#### Instructions for the task
From the entries below, gather every line containing the string "замыкания".

[Stored records]
☆ ☆ ☆ ☆ ☆
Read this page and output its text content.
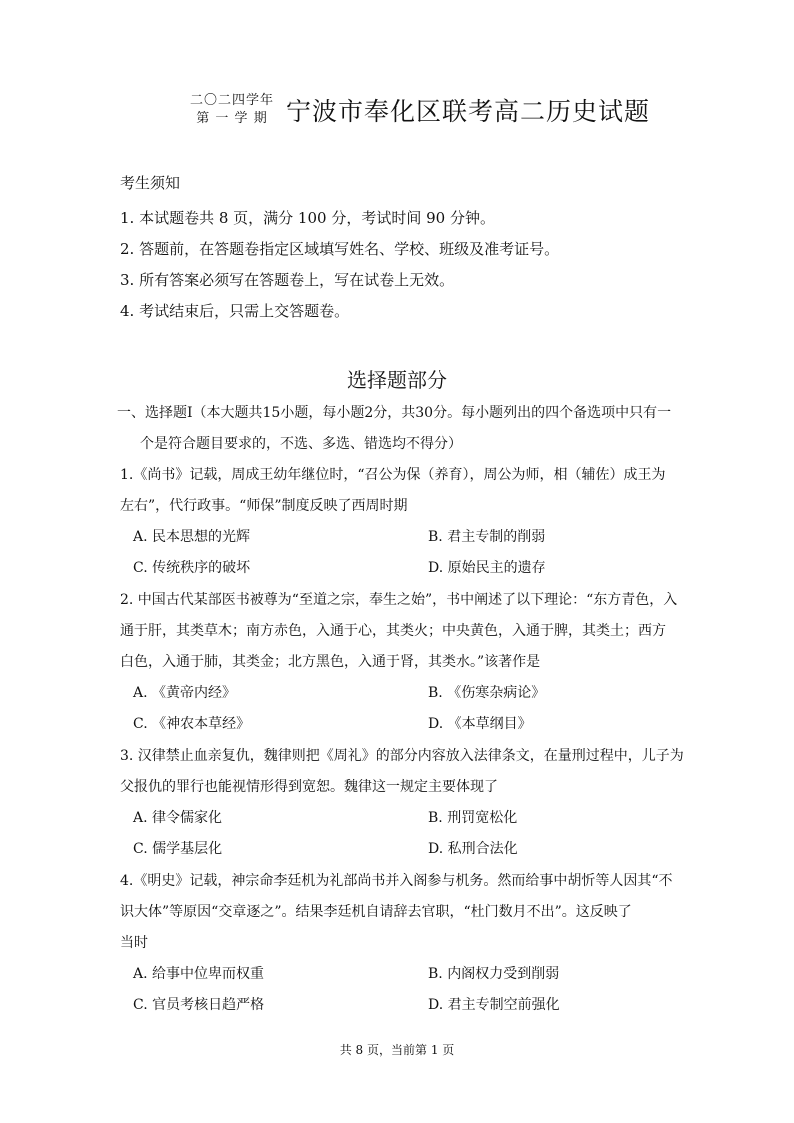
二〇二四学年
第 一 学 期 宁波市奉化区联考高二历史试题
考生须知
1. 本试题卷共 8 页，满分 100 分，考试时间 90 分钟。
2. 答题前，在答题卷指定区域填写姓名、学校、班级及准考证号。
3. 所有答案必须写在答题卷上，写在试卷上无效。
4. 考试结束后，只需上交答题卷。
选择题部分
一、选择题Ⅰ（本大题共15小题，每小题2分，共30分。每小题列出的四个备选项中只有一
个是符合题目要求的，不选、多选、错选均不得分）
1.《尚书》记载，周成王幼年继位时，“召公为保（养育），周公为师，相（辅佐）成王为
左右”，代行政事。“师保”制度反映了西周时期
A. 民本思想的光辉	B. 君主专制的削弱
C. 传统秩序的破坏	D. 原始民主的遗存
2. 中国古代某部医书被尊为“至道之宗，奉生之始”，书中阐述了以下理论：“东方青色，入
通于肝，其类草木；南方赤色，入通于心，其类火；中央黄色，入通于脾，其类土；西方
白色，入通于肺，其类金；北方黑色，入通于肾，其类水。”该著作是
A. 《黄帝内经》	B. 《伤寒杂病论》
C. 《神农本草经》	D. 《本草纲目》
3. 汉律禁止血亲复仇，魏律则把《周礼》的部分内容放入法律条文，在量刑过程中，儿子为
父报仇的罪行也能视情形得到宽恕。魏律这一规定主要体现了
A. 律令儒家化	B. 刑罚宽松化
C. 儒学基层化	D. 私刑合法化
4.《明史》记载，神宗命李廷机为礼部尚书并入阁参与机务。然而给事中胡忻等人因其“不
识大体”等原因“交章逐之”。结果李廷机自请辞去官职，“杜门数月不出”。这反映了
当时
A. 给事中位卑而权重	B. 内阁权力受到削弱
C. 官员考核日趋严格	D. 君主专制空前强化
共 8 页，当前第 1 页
☆ ☆ ☆ ☆ ☆
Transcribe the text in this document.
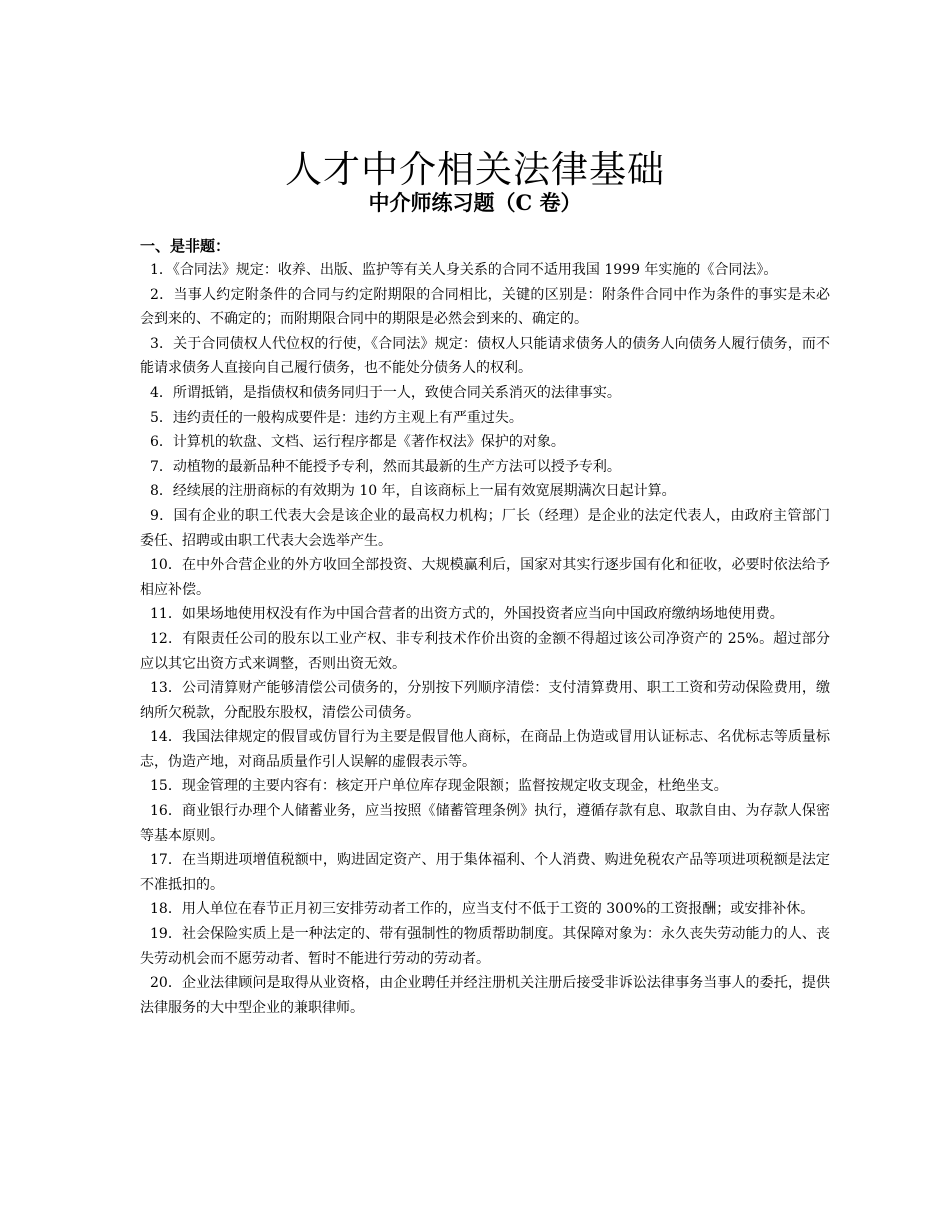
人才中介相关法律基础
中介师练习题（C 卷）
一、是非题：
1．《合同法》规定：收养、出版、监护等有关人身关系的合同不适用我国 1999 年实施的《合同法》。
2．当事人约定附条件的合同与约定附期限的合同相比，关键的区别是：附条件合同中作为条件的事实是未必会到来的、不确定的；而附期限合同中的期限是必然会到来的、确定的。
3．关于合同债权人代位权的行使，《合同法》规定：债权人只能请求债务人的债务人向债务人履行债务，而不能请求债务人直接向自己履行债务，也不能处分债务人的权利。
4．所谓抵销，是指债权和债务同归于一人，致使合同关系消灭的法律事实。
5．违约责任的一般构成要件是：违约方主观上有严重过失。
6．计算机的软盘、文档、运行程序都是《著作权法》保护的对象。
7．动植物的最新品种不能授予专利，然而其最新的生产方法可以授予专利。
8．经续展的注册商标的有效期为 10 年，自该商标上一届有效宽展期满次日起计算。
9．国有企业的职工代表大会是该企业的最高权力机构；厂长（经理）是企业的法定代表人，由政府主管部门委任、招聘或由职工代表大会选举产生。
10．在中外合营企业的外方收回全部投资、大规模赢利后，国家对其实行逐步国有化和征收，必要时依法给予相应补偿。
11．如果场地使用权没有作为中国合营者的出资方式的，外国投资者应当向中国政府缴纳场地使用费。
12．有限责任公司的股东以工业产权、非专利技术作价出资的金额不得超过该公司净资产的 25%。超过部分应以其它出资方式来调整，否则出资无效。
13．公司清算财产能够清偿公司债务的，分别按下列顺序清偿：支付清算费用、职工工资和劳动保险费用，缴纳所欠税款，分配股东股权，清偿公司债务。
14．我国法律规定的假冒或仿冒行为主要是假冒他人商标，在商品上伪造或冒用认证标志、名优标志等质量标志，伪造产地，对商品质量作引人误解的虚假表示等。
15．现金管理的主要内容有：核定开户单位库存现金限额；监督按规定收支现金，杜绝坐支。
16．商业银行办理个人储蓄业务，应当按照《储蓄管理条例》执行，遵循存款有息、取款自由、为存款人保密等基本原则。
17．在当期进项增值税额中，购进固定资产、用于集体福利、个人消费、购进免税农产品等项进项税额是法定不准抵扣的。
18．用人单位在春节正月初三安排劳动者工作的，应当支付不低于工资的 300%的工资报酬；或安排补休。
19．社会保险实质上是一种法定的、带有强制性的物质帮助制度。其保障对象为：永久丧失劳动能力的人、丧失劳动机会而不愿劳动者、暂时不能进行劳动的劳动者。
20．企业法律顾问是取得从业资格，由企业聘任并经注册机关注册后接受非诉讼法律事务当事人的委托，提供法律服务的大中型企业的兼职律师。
☆ ☆ ☆ ☆ ☆
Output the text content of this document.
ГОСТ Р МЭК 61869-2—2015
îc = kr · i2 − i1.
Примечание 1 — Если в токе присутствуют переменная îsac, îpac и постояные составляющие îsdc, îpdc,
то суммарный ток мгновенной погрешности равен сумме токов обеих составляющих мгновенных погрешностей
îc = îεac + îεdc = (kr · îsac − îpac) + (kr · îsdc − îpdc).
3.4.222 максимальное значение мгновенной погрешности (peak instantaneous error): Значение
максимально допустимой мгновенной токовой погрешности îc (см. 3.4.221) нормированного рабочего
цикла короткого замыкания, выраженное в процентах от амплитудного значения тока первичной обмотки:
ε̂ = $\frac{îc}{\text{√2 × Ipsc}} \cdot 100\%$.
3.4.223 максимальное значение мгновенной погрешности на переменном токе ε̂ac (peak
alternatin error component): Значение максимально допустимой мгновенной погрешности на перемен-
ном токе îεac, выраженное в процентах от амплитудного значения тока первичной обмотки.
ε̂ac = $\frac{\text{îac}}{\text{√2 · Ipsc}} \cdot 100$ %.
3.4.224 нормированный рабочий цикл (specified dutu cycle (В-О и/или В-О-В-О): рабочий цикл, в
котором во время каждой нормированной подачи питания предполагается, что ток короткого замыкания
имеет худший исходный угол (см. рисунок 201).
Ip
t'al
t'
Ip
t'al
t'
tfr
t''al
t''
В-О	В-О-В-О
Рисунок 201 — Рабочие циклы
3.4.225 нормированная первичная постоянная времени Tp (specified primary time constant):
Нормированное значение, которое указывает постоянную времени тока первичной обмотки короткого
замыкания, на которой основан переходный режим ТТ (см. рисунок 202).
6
☆ ☆ ☆ ☆ ☆
#### Exercise response
цикла короткого замыкания, выраженное в процентах от амплитудного значения тока первичной обмотки:
котором во время каждой нормированной подачи питания предполагается, что ток короткого замыкания
замыкания, на которой основан переходный режим ТТ (см. рисунок 202).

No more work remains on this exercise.